* _BRIEF_
Show all lines of the listing that hold the word "this".

* _Data records_
-------------------------

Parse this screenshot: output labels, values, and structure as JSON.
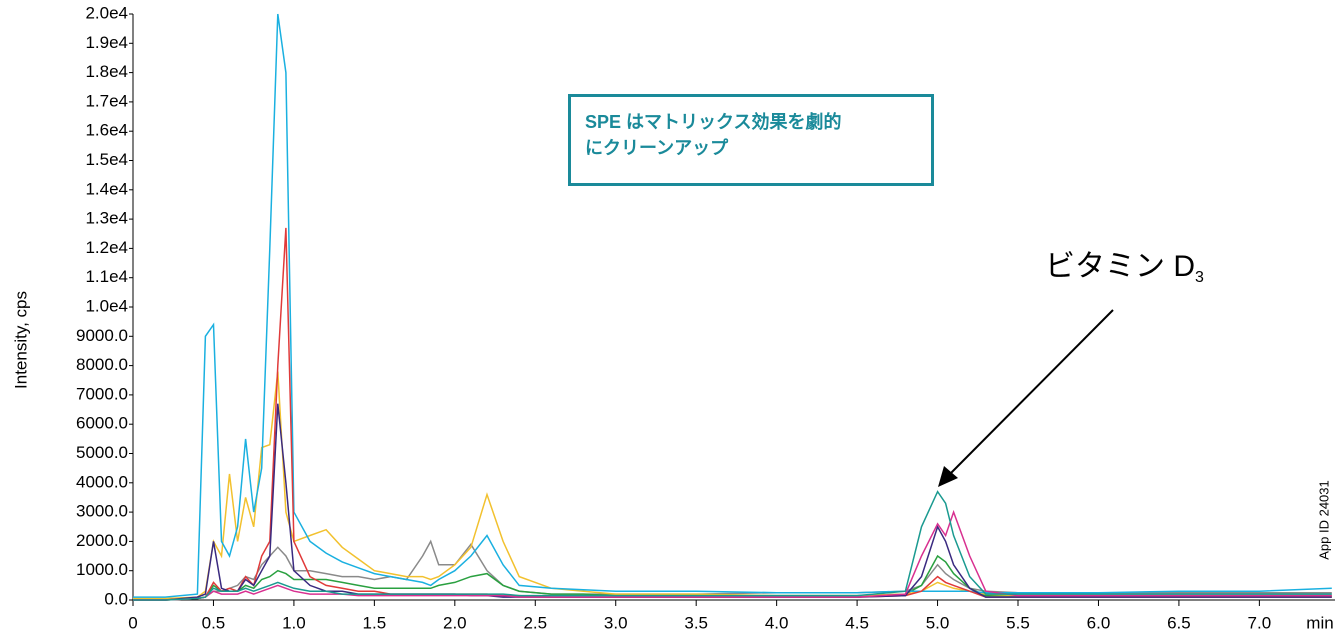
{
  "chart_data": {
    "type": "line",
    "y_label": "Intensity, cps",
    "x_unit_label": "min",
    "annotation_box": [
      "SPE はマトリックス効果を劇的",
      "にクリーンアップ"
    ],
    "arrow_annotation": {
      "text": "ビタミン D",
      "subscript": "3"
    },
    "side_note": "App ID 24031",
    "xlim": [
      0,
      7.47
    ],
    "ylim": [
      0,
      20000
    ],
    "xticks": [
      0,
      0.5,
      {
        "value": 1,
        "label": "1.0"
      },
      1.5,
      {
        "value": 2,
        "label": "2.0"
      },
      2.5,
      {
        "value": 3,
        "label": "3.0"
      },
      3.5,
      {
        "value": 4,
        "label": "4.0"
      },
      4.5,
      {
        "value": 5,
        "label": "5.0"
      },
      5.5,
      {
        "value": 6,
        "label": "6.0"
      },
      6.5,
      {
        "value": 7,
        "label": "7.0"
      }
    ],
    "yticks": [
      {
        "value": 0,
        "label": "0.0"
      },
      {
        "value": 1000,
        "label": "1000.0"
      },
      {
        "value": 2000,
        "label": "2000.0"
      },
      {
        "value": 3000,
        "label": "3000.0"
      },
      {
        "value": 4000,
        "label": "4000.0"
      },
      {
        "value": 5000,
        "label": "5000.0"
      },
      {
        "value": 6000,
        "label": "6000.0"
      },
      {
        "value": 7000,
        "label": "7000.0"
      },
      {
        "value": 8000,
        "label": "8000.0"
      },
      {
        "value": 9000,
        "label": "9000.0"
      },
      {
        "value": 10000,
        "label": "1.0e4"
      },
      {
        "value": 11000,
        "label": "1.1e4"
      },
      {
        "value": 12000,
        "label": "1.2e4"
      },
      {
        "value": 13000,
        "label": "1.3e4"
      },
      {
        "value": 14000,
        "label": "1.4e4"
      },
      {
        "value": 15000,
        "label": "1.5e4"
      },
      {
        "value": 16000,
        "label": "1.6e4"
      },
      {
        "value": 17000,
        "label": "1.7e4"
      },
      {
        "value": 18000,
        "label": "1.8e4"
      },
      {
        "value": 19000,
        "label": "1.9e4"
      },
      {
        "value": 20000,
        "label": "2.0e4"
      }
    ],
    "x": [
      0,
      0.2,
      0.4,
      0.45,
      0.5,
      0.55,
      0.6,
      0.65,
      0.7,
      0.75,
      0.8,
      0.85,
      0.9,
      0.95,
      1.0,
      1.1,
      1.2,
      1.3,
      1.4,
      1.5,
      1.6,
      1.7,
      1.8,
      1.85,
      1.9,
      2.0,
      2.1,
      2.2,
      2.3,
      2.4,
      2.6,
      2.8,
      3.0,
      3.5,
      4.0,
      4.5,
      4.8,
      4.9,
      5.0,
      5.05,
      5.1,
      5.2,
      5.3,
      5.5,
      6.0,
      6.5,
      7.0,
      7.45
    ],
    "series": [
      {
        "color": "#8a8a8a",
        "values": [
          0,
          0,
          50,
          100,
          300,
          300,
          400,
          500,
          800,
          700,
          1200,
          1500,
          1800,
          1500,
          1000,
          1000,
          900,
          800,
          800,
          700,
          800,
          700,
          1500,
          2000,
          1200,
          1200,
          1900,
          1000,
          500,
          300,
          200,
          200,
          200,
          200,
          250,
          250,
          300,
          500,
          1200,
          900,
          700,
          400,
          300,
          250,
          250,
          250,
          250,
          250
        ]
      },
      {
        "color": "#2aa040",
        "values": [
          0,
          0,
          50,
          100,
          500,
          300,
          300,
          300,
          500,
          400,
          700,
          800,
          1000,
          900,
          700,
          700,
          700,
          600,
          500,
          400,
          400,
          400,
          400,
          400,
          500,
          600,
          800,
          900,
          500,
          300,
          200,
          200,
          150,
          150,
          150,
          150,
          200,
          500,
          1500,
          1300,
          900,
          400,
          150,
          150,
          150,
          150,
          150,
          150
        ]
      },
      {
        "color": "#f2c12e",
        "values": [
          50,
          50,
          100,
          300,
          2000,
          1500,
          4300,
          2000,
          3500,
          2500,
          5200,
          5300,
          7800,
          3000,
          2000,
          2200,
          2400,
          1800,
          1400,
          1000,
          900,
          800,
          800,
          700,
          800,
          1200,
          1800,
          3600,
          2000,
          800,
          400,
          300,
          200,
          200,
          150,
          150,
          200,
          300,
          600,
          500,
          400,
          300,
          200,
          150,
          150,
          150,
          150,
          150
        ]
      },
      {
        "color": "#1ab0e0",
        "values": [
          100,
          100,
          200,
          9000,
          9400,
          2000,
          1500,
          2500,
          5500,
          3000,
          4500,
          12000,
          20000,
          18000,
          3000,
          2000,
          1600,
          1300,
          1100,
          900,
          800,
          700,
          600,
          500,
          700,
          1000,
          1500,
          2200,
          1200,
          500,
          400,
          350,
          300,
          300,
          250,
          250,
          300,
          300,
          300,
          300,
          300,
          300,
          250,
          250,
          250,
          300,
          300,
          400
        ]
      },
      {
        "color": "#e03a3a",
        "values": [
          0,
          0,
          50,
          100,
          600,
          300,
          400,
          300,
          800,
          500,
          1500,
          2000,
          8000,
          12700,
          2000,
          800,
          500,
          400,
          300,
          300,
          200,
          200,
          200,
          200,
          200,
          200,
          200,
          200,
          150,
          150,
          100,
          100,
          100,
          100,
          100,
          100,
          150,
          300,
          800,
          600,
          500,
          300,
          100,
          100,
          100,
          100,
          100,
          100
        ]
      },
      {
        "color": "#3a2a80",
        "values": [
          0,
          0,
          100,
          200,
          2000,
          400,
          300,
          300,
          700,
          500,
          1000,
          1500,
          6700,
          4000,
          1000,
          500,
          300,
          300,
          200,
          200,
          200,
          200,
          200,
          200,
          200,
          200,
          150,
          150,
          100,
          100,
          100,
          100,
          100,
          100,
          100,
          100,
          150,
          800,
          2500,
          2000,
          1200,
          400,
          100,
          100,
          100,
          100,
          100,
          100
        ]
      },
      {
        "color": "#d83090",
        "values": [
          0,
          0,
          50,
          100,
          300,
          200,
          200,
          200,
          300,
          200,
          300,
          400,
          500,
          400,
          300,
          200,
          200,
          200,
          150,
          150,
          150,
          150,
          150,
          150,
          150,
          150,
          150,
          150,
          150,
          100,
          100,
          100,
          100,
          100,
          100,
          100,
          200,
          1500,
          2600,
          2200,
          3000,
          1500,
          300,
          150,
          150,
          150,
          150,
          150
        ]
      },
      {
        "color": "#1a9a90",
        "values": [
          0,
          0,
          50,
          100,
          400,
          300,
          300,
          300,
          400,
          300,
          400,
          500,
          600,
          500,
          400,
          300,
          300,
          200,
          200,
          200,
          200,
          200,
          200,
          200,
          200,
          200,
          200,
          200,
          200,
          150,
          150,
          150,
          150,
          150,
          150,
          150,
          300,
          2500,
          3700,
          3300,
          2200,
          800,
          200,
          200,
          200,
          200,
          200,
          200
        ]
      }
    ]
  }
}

-------------------------

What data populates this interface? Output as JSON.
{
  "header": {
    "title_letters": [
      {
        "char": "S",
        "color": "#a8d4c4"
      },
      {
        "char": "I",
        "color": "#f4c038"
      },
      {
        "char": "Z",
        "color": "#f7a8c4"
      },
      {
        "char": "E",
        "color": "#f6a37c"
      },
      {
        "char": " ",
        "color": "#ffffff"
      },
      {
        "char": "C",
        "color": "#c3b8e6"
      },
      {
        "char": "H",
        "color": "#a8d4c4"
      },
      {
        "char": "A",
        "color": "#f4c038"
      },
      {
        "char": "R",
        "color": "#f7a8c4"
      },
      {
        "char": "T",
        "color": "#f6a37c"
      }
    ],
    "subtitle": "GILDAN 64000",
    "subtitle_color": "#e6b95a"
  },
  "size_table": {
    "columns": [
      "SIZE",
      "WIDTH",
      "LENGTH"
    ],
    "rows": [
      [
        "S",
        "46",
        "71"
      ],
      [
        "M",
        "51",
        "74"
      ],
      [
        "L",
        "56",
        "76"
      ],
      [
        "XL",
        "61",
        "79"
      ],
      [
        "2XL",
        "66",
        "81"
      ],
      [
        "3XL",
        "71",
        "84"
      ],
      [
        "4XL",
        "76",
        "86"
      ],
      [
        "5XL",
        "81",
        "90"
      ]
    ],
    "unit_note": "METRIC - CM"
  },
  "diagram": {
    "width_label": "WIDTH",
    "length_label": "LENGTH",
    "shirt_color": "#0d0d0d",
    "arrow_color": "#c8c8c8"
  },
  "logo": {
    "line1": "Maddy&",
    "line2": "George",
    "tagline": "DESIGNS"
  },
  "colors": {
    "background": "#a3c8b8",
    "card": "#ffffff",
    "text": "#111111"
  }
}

-------------------------

* _REPLY_
Parse this screenshot: output labels, values, and structure as JSON.
What data populates this interface? Output as JSON.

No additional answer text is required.